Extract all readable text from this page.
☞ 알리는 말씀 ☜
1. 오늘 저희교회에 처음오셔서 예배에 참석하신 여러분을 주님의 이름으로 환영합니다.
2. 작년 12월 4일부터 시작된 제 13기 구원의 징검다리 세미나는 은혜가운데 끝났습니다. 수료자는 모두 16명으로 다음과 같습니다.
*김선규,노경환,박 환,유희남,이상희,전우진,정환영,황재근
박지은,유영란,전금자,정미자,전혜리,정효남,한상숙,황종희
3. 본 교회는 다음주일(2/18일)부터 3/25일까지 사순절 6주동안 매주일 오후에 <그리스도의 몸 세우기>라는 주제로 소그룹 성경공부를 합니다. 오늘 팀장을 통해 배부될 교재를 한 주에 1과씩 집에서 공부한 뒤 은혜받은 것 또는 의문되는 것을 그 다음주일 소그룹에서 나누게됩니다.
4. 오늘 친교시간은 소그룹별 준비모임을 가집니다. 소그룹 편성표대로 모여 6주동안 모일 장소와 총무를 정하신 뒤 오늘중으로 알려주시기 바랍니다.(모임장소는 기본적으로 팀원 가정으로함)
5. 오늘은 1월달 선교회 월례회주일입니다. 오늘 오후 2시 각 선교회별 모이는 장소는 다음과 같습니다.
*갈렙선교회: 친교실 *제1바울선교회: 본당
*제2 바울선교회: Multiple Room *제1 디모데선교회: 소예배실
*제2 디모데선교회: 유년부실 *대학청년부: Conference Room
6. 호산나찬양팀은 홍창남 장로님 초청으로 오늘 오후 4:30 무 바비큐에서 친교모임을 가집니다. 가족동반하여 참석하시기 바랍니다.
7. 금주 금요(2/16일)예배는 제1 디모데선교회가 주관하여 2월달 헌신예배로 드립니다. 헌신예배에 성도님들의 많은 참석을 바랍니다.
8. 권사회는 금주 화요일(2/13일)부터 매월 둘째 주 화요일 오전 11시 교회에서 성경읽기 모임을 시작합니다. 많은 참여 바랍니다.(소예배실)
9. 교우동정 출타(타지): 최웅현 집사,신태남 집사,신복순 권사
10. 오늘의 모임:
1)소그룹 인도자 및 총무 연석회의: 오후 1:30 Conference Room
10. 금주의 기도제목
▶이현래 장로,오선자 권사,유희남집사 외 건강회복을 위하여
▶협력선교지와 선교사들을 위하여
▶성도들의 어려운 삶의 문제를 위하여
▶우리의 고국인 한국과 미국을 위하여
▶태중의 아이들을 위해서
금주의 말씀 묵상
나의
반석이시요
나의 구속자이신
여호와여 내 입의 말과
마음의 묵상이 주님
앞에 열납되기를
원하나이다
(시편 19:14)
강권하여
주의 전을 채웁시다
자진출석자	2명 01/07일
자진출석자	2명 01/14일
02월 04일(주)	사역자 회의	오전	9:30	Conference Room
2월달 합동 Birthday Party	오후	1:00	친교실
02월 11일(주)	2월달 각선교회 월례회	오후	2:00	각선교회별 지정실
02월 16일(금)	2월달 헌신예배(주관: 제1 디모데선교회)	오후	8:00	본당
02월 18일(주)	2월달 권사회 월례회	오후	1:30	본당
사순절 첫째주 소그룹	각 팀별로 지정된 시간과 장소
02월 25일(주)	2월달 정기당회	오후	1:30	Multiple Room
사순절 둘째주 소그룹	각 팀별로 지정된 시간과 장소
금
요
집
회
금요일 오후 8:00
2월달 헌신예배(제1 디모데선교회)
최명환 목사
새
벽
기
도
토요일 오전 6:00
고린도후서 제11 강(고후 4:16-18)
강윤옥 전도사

=-=-=-=-=

#### [WHAT TO PRODUCE]
Give the listing above again, word for word.

#### [FINISHED EXERCISE]
Extract all readable text from this page.
☞ 알리는 말씀 ☜
1. 오늘 저희교회에 처음오셔서 예배에 참석하신 여러분을 주님의 이름으로 환영합니다.
2. 작년 12월 4일부터 시작된 제 13기 구원의 징검다리 세미나는 은혜가운데 끝났습니다. 수료자는 모두 16명으로 다음과 같습니다.
*김선규,노경환,박 환,유희남,이상희,전우진,정환영,황재근
박지은,유영란,전금자,정미자,전혜리,정효남,한상숙,황종희
3. 본 교회는 다음주일(2/18일)부터 3/25일까지 사순절 6주동안 매주일 오후에 <그리스도의 몸 세우기>라는 주제로 소그룹 성경공부를 합니다. 오늘 팀장을 통해 배부될 교재를 한 주에 1과씩 집에서 공부한 뒤 은혜받은 것 또는 의문되는 것을 그 다음주일 소그룹에서 나누게됩니다.
4. 오늘 친교시간은 소그룹별 준비모임을 가집니다. 소그룹 편성표대로 모여 6주동안 모일 장소와 총무를 정하신 뒤 오늘중으로 알려주시기 바랍니다.(모임장소는 기본적으로 팀원 가정으로함)
5. 오늘은 1월달 선교회 월례회주일입니다. 오늘 오후 2시 각 선교회별 모이는 장소는 다음과 같습니다.
*갈렙선교회: 친교실 *제1바울선교회: 본당
*제2 바울선교회: Multiple Room *제1 디모데선교회: 소예배실
*제2 디모데선교회: 유년부실 *대학청년부: Conference Room
6. 호산나찬양팀은 홍창남 장로님 초청으로 오늘 오후 4:30 무 바비큐에서 친교모임을 가집니다. 가족동반하여 참석하시기 바랍니다.
7. 금주 금요(2/16일)예배는 제1 디모데선교회가 주관하여 2월달 헌신예배로 드립니다. 헌신예배에 성도님들의 많은 참석을 바랍니다.
8. 권사회는 금주 화요일(2/13일)부터 매월 둘째 주 화요일 오전 11시 교회에서 성경읽기 모임을 시작합니다. 많은 참여 바랍니다.(소예배실)
9. 교우동정 출타(타지): 최웅현 집사,신태남 집사,신복순 권사
10. 오늘의 모임:
1)소그룹 인도자 및 총무 연석회의: 오후 1:30 Conference Room
10. 금주의 기도제목
▶이현래 장로,오선자 권사,유희남집사 외 건강회복을 위하여
▶협력선교지와 선교사들을 위하여
▶성도들의 어려운 삶의 문제를 위하여
▶우리의 고국인 한국과 미국을 위하여
▶태중의 아이들을 위해서
금주의 말씀 묵상
나의
반석이시요
나의 구속자이신
여호와여 내 입의 말과
마음의 묵상이 주님
앞에 열납되기를
원하나이다
(시편 19:14)
강권하여
주의 전을 채웁시다
자진출석자	2명 01/07일
자진출석자	2명 01/14일
02월 04일(주)	사역자 회의	오전	9:30	Conference Room
2월달 합동 Birthday Party	오후	1:00	친교실
02월 11일(주)	2월달 각선교회 월례회	오후	2:00	각선교회별 지정실
02월 16일(금)	2월달 헌신예배(주관: 제1 디모데선교회)	오후	8:00	본당
02월 18일(주)	2월달 권사회 월례회	오후	1:30	본당
사순절 첫째주 소그룹	각 팀별로 지정된 시간과 장소
02월 25일(주)	2월달 정기당회	오후	1:30	Multiple Room
사순절 둘째주 소그룹	각 팀별로 지정된 시간과 장소
금
요
집
회
금요일 오후 8:00
2월달 헌신예배(제1 디모데선교회)
최명환 목사
새
벽
기
도
토요일 오전 6:00
고린도후서 제11 강(고후 4:16-18)
강윤옥 전도사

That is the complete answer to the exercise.